### REQUIRED WORK
Output the data word for word, dropping every image.
START PROVIDED ENTRIES
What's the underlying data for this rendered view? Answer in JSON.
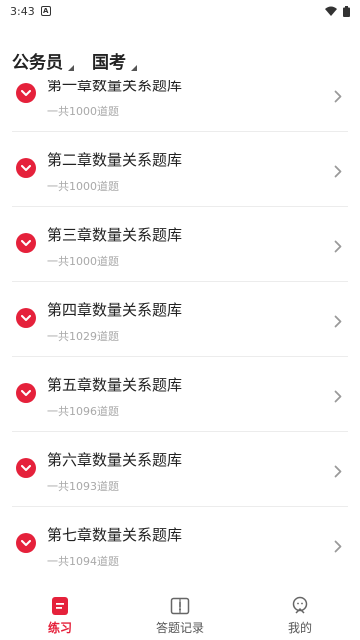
{
  "status_bar": {
    "time": "3:43",
    "notification_icon": "a-icon",
    "wifi_icon": "wifi-icon",
    "battery_icon": "battery-icon"
  },
  "header": {
    "filters": [
      {
        "label": "公务员"
      },
      {
        "label": "国考"
      }
    ]
  },
  "colors": {
    "accent": "#e5213b",
    "subtext": "#a9a9a9",
    "divider": "#ececec"
  },
  "chapters": [
    {
      "title": "第一章数量关系题库",
      "count": "一共1000道题"
    },
    {
      "title": "第二章数量关系题库",
      "count": "一共1000道题"
    },
    {
      "title": "第三章数量关系题库",
      "count": "一共1000道题"
    },
    {
      "title": "第四章数量关系题库",
      "count": "一共1029道题"
    },
    {
      "title": "第五章数量关系题库",
      "count": "一共1096道题"
    },
    {
      "title": "第六章数量关系题库",
      "count": "一共1093道题"
    },
    {
      "title": "第七章数量关系题库",
      "count": "一共1094道题"
    }
  ],
  "tabbar": {
    "tabs": [
      {
        "label": "练习",
        "icon": "practice-icon",
        "active": true
      },
      {
        "label": "答题记录",
        "icon": "record-book-icon",
        "active": false
      },
      {
        "label": "我的",
        "icon": "profile-icon",
        "active": false
      }
    ]
  }
}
END PROVIDED ENTRIES
### TASK SOLUTION
What's the underlying data for this rendered view? Answer in JSON.
{
  "status_bar": {
    "time": "3:43",
    "notification_icon": "a-icon",
    "wifi_icon": "wifi-icon",
    "battery_icon": "battery-icon"
  },
  "header": {
    "filters": [
      {
        "label": "公务员"
      },
      {
        "label": "国考"
      }
    ]
  },
  "colors": {
    "accent": "#e5213b",
    "subtext": "#a9a9a9",
    "divider": "#ececec"
  },
  "chapters": [
    {
      "title": "第一章数量关系题库",
      "count": "一共1000道题"
    },
    {
      "title": "第二章数量关系题库",
      "count": "一共1000道题"
    },
    {
      "title": "第三章数量关系题库",
      "count": "一共1000道题"
    },
    {
      "title": "第四章数量关系题库",
      "count": "一共1029道题"
    },
    {
      "title": "第五章数量关系题库",
      "count": "一共1096道题"
    },
    {
      "title": "第六章数量关系题库",
      "count": "一共1093道题"
    },
    {
      "title": "第七章数量关系题库",
      "count": "一共1094道题"
    }
  ],
  "tabbar": {
    "tabs": [
      {
        "label": "练习",
        "icon": "practice-icon",
        "active": true
      },
      {
        "label": "答题记录",
        "icon": "record-book-icon",
        "active": false
      },
      {
        "label": "我的",
        "icon": "profile-icon",
        "active": false
      }
    ]
  }
}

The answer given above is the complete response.